__Work to be completed__:
Please transcribe the data that follows without the pictures, keeping every word the same.

__Records provided__:
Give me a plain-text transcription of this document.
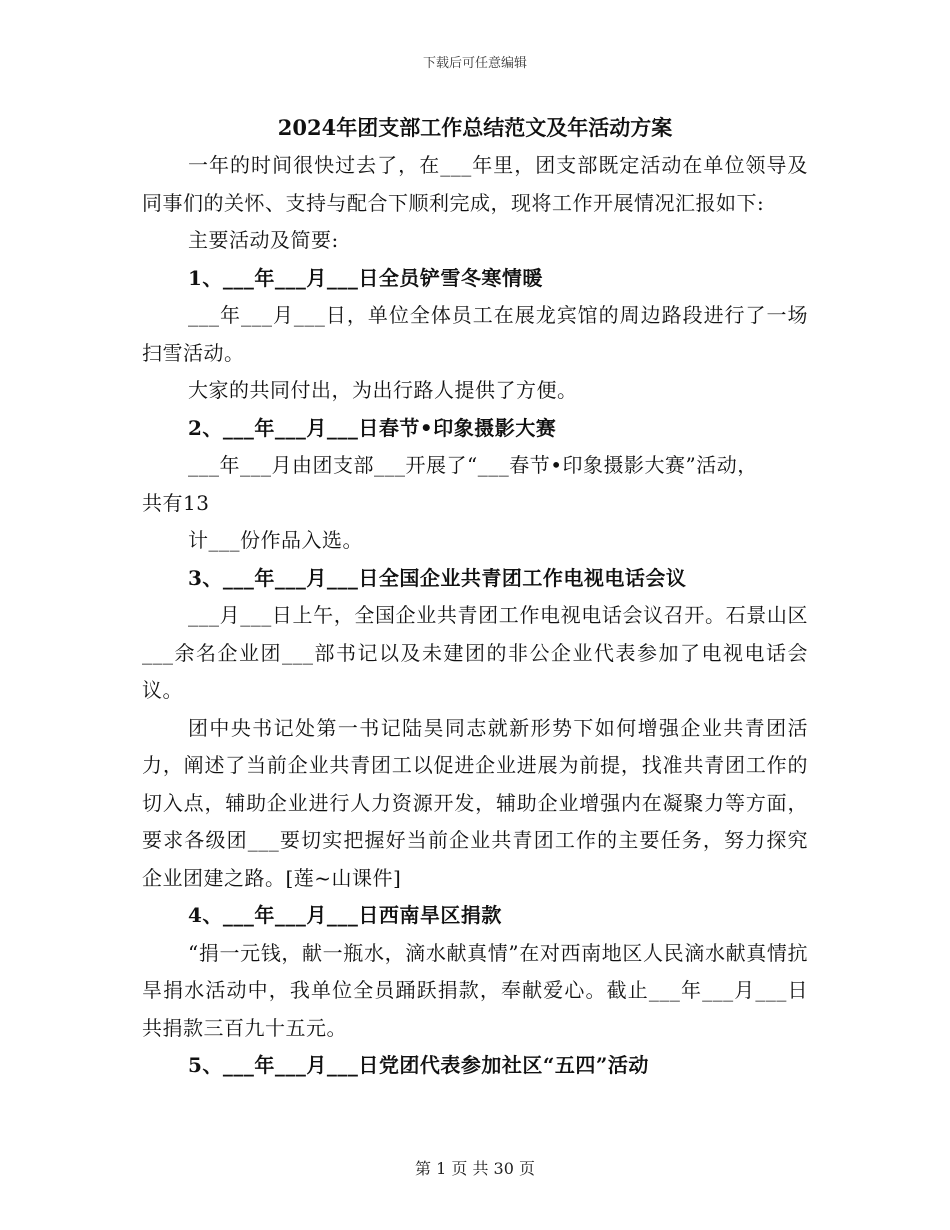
下载后可任意编辑
2024年团支部工作总结范文及年活动方案

一年的时间很快过去了，在___年里，团支部既定活动在单位领导及同事们的关怀、支持与配合下顺利完成，现将工作开展情况汇报如下:

主要活动及简要:

1、___年___月___日全员铲雪冬寒情暖

___年___月___日，单位全体员工在展龙宾馆的周边路段进行了一场扫雪活动。

大家的共同付出，为出行路人提供了方便。

2、___年___月___日春节•印象摄影大赛

___年___月由团支部___开展了“___春节•印象摄影大赛”活动，

共有13

计___份作品入选。

3、___年___月___日全国企业共青团工作电视电话会议

___月___日上午，全国企业共青团工作电视电话会议召开。石景山区___余名企业团___部书记以及未建团的非公企业代表参加了电视电话会议。

团中央书记处第一书记陆昊同志就新形势下如何增强企业共青团活力，阐述了当前企业共青团工以促进企业进展为前提，找准共青团工作的切入点，辅助企业进行人力资源开发，辅助企业增强内在凝聚力等方面，要求各级团___要切实把握好当前企业共青团工作的主要任务，努力探究企业团建之路。[莲~山课件]

4、___年___月___日西南旱区捐款

“捐一元钱，献一瓶水，滴水献真情”在对西南地区人民滴水献真情抗旱捐水活动中，我单位全员踊跃捐款，奉献爱心。截止___年___月___日共捐款三百九十五元。

5、___年___月___日党团代表参加社区“五四”活动

第 1 页 共 30 页
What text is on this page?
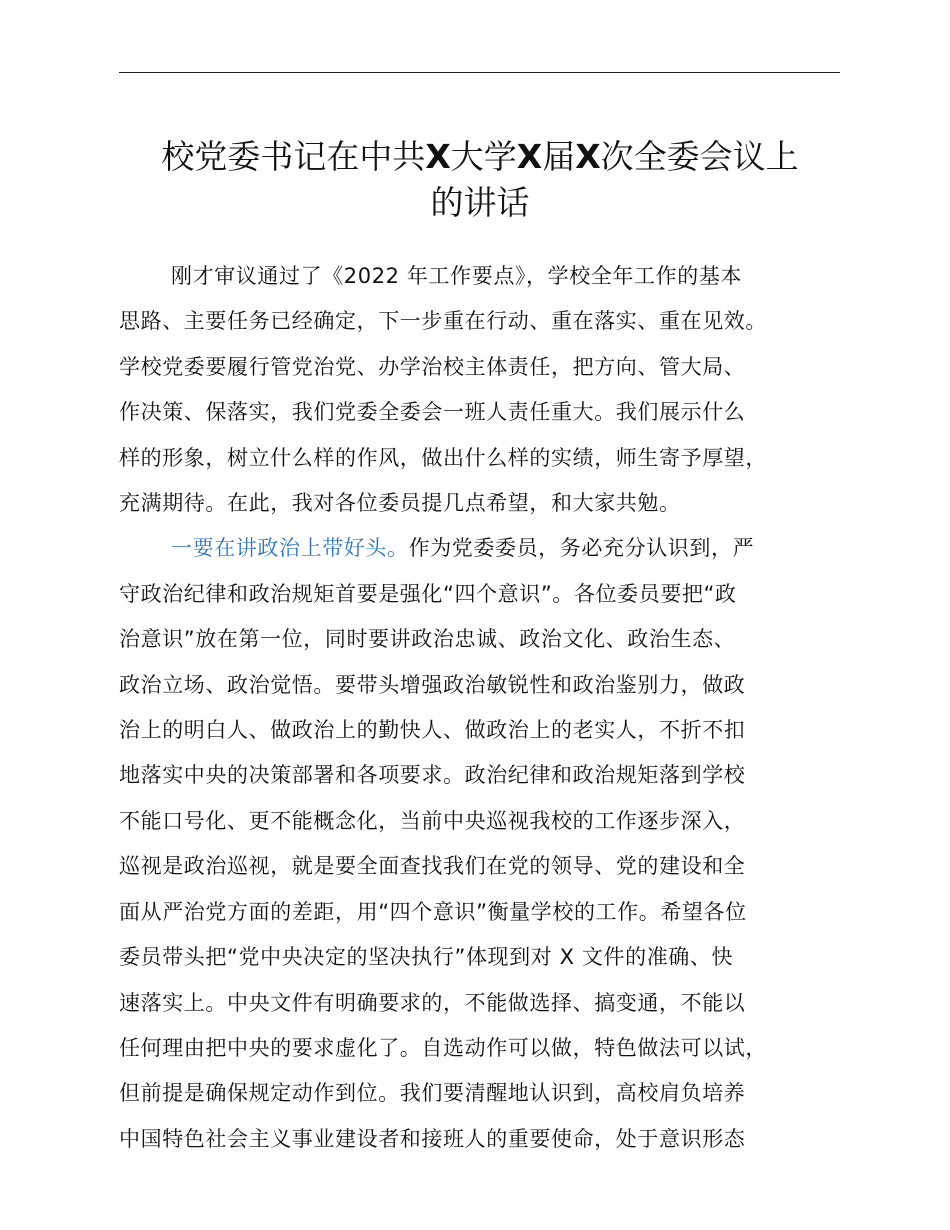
校党委书记在中共X大学X届X次全委会议上
的讲话
刚才审议通过了《2022 年工作要点》，学校全年工作的基本
思路、主要任务已经确定，下一步重在行动、重在落实、重在见效。
学校党委要履行管党治党、办学治校主体责任，把方向、管大局、
作决策、保落实，我们党委全委会一班人责任重大。我们展示什么
样的形象，树立什么样的作风，做出什么样的实绩，师生寄予厚望，
充满期待。在此，我对各位委员提几点希望，和大家共勉。
一要在讲政治上带好头。作为党委委员，务必充分认识到，严
守政治纪律和政治规矩首要是强化“四个意识”。各位委员要把“政
治意识”放在第一位，同时要讲政治忠诚、政治文化、政治生态、
政治立场、政治觉悟。要带头增强政治敏锐性和政治鉴别力，做政
治上的明白人、做政治上的勤快人、做政治上的老实人，不折不扣
地落实中央的决策部署和各项要求。政治纪律和政治规矩落到学校
不能口号化、更不能概念化，当前中央巡视我校的工作逐步深入，
巡视是政治巡视，就是要全面查找我们在党的领导、党的建设和全
面从严治党方面的差距，用“四个意识”衡量学校的工作。希望各位
委员带头把“党中央决定的坚决执行”体现到对 X 文件的准确、快
速落实上。中央文件有明确要求的，不能做选择、搞变通，不能以
任何理由把中央的要求虚化了。自选动作可以做，特色做法可以试，
但前提是确保规定动作到位。我们要清醒地认识到，高校肩负培养
中国特色社会主义事业建设者和接班人的重要使命，处于意识形态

__Correct response__:
Give me a plain-text transcription of this document.
下载后可任意编辑
2024年团支部工作总结范文及年活动方案

一年的时间很快过去了，在___年里，团支部既定活动在单位领导及同事们的关怀、支持与配合下顺利完成，现将工作开展情况汇报如下:

主要活动及简要:

1、___年___月___日全员铲雪冬寒情暖

___年___月___日，单位全体员工在展龙宾馆的周边路段进行了一场扫雪活动。

大家的共同付出，为出行路人提供了方便。

2、___年___月___日春节•印象摄影大赛

___年___月由团支部___开展了“___春节•印象摄影大赛”活动，

共有13

计___份作品入选。

3、___年___月___日全国企业共青团工作电视电话会议

___月___日上午，全国企业共青团工作电视电话会议召开。石景山区___余名企业团___部书记以及未建团的非公企业代表参加了电视电话会议。

团中央书记处第一书记陆昊同志就新形势下如何增强企业共青团活力，阐述了当前企业共青团工以促进企业进展为前提，找准共青团工作的切入点，辅助企业进行人力资源开发，辅助企业增强内在凝聚力等方面，要求各级团___要切实把握好当前企业共青团工作的主要任务，努力探究企业团建之路。[莲~山课件]

4、___年___月___日西南旱区捐款

“捐一元钱，献一瓶水，滴水献真情”在对西南地区人民滴水献真情抗旱捐水活动中，我单位全员踊跃捐款，奉献爱心。截止___年___月___日共捐款三百九十五元。

5、___年___月___日党团代表参加社区“五四”活动

第 1 页 共 30 页
What text is on this page?
校党委书记在中共X大学X届X次全委会议上
的讲话
刚才审议通过了《2022 年工作要点》，学校全年工作的基本
思路、主要任务已经确定，下一步重在行动、重在落实、重在见效。
学校党委要履行管党治党、办学治校主体责任，把方向、管大局、
作决策、保落实，我们党委全委会一班人责任重大。我们展示什么
样的形象，树立什么样的作风，做出什么样的实绩，师生寄予厚望，
充满期待。在此，我对各位委员提几点希望，和大家共勉。
一要在讲政治上带好头。作为党委委员，务必充分认识到，严
守政治纪律和政治规矩首要是强化“四个意识”。各位委员要把“政
治意识”放在第一位，同时要讲政治忠诚、政治文化、政治生态、
政治立场、政治觉悟。要带头增强政治敏锐性和政治鉴别力，做政
治上的明白人、做政治上的勤快人、做政治上的老实人，不折不扣
地落实中央的决策部署和各项要求。政治纪律和政治规矩落到学校
不能口号化、更不能概念化，当前中央巡视我校的工作逐步深入，
巡视是政治巡视，就是要全面查找我们在党的领导、党的建设和全
面从严治党方面的差距，用“四个意识”衡量学校的工作。希望各位
委员带头把“党中央决定的坚决执行”体现到对 X 文件的准确、快
速落实上。中央文件有明确要求的，不能做选择、搞变通，不能以
任何理由把中央的要求虚化了。自选动作可以做，特色做法可以试，
但前提是确保规定动作到位。我们要清醒地认识到，高校肩负培养
中国特色社会主义事业建设者和接班人的重要使命，处于意识形态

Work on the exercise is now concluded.